>> BEGIN Source data
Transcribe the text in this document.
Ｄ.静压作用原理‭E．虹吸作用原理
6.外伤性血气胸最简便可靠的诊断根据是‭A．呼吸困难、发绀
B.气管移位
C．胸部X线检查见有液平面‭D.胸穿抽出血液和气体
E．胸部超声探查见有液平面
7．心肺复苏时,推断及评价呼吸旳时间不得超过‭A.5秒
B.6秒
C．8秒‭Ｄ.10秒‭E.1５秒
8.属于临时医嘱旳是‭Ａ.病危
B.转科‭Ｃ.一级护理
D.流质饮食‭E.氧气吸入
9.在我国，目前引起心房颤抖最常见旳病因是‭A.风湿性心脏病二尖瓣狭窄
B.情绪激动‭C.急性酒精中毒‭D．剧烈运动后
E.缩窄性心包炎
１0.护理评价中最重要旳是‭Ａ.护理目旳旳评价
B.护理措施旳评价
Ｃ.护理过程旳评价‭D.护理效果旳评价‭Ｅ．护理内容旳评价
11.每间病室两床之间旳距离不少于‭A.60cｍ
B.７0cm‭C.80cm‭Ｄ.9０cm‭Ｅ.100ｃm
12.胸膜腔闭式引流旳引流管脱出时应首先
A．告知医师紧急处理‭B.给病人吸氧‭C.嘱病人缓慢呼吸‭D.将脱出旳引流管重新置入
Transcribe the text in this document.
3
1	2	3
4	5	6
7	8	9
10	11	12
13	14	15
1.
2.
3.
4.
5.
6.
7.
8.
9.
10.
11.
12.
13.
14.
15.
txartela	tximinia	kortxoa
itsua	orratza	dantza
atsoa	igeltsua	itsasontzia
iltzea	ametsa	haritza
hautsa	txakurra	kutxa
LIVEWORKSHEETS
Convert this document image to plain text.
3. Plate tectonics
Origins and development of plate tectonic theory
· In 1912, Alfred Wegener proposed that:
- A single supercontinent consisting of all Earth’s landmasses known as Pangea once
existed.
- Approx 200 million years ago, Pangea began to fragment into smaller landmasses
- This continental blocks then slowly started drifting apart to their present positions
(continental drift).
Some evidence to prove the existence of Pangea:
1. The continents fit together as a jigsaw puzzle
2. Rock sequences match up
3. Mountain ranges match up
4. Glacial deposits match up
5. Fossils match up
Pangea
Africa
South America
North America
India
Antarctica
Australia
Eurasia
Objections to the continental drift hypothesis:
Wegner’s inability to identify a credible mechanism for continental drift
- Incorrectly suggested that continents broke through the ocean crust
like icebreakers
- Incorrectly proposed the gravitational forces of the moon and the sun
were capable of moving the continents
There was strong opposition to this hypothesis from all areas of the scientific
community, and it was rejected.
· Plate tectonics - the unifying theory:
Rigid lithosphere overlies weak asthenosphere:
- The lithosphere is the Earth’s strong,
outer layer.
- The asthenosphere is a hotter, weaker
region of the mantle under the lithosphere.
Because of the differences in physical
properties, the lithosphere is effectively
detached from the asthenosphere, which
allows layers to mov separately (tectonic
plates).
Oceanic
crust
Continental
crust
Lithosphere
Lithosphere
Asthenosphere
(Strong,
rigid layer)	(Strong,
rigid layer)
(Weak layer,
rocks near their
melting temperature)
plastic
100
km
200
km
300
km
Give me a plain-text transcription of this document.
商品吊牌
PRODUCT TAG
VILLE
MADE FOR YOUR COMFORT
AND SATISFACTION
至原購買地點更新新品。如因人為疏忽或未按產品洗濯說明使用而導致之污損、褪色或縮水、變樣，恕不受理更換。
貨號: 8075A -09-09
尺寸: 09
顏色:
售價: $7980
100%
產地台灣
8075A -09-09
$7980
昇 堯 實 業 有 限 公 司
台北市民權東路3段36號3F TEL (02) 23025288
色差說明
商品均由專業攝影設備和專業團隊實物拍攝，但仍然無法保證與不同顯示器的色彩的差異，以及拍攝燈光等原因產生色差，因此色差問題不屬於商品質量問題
>> END Source data
■ Written request
Tally the lines containing "match". Provide the number without any other words.

■ Solution to this task
4